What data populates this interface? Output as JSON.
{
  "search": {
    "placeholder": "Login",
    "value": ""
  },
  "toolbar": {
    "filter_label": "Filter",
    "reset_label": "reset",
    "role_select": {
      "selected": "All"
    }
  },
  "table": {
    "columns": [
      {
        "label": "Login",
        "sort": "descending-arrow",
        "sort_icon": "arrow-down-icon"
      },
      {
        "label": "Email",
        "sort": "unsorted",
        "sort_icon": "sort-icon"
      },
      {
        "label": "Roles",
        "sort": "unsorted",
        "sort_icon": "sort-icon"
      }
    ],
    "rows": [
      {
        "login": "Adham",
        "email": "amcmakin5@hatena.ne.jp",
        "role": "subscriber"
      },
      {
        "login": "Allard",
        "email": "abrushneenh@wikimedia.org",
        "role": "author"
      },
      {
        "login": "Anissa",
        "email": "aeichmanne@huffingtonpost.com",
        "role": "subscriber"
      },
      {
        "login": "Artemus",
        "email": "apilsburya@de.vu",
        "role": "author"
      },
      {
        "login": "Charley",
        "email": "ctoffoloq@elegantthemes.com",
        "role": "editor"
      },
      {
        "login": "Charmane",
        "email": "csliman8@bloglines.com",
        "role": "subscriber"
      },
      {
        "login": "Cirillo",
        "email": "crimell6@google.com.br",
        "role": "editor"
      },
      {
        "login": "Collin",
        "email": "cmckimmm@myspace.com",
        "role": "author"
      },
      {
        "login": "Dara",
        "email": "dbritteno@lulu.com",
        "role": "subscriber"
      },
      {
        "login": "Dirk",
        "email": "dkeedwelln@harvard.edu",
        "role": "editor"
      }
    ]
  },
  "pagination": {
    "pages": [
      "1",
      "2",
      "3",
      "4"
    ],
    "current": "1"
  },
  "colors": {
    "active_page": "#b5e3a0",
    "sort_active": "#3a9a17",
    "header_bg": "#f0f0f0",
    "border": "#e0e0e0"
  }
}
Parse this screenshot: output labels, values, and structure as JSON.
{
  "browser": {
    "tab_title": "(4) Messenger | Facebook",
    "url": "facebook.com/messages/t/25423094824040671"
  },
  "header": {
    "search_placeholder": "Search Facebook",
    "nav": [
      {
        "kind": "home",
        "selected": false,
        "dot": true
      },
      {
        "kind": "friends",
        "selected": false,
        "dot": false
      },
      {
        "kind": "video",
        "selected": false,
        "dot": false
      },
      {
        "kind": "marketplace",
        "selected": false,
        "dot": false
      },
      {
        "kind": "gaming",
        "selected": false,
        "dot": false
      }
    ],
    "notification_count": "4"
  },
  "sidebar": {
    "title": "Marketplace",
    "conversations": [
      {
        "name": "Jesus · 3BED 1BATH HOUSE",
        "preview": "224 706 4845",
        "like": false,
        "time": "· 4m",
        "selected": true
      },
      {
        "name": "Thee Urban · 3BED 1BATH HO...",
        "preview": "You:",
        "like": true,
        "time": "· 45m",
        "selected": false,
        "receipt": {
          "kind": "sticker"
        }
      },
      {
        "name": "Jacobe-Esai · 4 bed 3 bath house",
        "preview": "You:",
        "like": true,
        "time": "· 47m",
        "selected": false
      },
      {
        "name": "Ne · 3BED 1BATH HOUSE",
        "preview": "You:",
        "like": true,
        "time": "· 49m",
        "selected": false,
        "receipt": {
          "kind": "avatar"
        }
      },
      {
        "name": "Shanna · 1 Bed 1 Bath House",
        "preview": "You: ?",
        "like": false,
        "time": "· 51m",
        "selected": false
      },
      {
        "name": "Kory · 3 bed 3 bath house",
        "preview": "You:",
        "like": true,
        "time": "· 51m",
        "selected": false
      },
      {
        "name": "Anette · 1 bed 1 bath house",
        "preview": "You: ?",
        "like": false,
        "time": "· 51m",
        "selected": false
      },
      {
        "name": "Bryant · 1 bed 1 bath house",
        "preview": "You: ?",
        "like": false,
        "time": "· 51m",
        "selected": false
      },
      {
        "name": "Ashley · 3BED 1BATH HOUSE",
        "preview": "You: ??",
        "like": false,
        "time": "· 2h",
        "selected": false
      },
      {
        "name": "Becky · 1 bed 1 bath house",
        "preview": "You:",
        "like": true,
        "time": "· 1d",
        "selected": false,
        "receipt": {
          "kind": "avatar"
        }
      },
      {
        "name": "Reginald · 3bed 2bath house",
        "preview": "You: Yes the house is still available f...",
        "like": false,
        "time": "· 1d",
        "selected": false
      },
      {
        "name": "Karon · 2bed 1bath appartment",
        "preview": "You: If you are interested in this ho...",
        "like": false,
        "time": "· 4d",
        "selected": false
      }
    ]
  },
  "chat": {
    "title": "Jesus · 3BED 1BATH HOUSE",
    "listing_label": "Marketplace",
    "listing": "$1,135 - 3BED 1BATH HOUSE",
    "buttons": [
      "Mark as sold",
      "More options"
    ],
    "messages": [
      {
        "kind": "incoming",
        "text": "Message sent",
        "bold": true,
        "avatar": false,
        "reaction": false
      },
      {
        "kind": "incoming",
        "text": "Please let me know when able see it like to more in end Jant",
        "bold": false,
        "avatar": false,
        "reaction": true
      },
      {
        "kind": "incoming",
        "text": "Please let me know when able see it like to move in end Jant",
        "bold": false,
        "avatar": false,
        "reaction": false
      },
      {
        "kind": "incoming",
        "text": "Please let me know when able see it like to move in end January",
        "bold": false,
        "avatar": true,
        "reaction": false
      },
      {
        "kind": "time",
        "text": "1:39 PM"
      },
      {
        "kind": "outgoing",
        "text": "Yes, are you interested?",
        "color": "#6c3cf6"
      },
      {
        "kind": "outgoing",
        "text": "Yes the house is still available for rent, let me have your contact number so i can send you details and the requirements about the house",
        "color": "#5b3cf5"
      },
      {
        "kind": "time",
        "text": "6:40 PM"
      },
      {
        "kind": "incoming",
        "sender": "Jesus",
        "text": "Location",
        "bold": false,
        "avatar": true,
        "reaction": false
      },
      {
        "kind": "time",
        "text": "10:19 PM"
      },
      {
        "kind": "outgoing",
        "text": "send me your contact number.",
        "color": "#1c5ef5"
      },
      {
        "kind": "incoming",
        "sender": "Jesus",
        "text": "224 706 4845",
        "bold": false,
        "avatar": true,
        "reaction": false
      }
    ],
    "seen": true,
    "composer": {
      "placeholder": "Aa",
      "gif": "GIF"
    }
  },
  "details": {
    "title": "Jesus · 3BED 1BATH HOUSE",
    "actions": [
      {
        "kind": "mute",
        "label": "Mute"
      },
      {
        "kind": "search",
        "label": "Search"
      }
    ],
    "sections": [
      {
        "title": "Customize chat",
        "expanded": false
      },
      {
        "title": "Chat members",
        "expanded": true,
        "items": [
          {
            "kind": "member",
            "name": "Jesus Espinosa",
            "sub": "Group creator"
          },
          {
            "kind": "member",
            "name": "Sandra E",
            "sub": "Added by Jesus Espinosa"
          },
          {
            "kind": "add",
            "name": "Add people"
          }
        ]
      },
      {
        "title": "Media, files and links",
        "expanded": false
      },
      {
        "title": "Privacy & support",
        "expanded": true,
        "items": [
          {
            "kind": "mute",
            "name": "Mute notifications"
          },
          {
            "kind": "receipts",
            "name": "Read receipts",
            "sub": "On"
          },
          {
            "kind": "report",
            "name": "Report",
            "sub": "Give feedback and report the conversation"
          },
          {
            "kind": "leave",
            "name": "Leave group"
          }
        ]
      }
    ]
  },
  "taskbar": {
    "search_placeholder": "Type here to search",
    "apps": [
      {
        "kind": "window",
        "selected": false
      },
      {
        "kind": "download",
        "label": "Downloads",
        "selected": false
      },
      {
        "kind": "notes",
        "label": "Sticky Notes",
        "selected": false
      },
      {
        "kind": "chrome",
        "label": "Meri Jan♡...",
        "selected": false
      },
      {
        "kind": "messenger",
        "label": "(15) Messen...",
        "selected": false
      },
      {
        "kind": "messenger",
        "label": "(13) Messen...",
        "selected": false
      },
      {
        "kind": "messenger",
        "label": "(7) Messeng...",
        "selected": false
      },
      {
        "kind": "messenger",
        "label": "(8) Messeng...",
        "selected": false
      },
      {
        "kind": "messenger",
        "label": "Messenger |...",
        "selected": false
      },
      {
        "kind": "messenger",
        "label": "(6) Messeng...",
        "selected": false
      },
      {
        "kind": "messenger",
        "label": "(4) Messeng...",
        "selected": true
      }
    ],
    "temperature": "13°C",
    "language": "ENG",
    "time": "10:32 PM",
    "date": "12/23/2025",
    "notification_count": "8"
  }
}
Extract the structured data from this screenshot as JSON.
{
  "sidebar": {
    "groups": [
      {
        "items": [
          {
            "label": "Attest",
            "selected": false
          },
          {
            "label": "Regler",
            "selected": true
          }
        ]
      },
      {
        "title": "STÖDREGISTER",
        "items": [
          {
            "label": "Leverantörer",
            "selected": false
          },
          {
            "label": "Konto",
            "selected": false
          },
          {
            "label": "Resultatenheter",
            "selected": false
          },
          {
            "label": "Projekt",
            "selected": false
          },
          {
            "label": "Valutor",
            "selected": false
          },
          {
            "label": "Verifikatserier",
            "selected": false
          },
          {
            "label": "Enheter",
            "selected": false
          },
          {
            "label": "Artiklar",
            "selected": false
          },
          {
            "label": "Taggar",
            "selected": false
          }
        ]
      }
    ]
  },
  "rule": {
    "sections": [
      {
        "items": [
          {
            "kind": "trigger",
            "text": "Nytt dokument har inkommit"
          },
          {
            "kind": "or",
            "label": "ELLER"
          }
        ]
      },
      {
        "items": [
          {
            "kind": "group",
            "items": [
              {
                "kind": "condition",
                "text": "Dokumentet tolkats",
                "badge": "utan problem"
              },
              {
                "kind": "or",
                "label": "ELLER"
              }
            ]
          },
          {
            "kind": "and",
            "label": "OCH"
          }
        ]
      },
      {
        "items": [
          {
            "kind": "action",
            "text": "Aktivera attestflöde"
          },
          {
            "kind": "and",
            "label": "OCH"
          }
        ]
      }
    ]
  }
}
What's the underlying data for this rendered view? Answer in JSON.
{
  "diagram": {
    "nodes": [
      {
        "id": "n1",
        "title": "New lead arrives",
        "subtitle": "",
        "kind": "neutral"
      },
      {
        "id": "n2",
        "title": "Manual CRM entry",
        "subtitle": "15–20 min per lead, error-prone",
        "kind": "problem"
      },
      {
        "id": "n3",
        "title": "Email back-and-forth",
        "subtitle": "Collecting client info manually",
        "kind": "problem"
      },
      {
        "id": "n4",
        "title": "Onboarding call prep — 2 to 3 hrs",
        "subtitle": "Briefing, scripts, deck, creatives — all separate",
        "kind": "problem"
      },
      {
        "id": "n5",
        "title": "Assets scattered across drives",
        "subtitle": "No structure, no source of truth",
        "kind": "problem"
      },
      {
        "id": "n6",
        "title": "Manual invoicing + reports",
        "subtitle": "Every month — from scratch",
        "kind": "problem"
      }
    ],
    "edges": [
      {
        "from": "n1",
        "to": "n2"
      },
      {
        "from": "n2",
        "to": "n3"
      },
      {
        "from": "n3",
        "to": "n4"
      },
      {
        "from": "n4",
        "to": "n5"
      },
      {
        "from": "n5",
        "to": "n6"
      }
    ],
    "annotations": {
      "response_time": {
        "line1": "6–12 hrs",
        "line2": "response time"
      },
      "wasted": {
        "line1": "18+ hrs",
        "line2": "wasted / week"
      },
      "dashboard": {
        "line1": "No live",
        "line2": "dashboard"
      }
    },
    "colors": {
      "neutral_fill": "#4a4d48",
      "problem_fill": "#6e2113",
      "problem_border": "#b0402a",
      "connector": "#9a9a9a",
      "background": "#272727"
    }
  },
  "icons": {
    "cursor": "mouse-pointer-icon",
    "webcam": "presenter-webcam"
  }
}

* * * * *

> Objective:
Return only those lines of the records that contain the string "know".

> Written answer:
        "text": "Please let me know when able see it like to more in end Jant",
        "text": "Please let me know when able see it like to move in end Jant",
        "text": "Please let me know when able see it like to move in end January",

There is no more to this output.